◆ **What to work on**
Provide only the number of lines in the data below that contain the string "препараты".
=-=-=-=-=
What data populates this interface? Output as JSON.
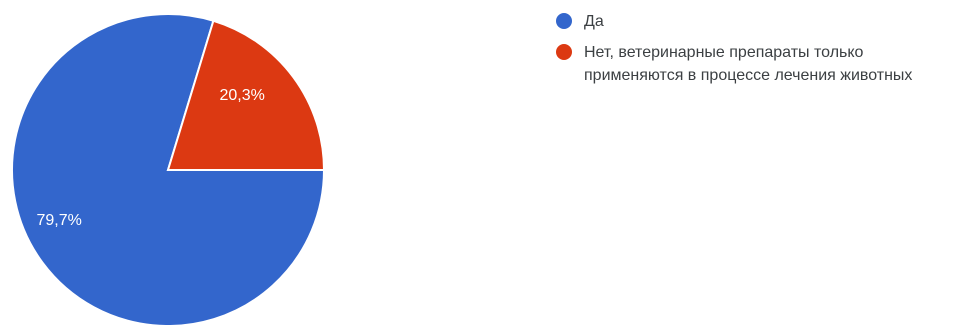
{
  "chart_data": {
    "type": "pie",
    "series": [
      {
        "name": "Да",
        "value": 79.7,
        "label": "79,7%",
        "color": "#3366cc"
      },
      {
        "name": "Нет, ветеринарные препараты только применяются в процессе лечения животных",
        "value": 20.3,
        "label": "20,3%",
        "color": "#dc3912"
      }
    ],
    "legend_position": "right"
  },
  "legend": {
    "items": [
      {
        "label": "Да",
        "color": "#3366cc"
      },
      {
        "label": "Нет, ветеринарные препараты только применяются в процессе лечения животных",
        "color": "#dc3912"
      }
    ]
  }
}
=-=-=-=-=
◆ **Correct output**
2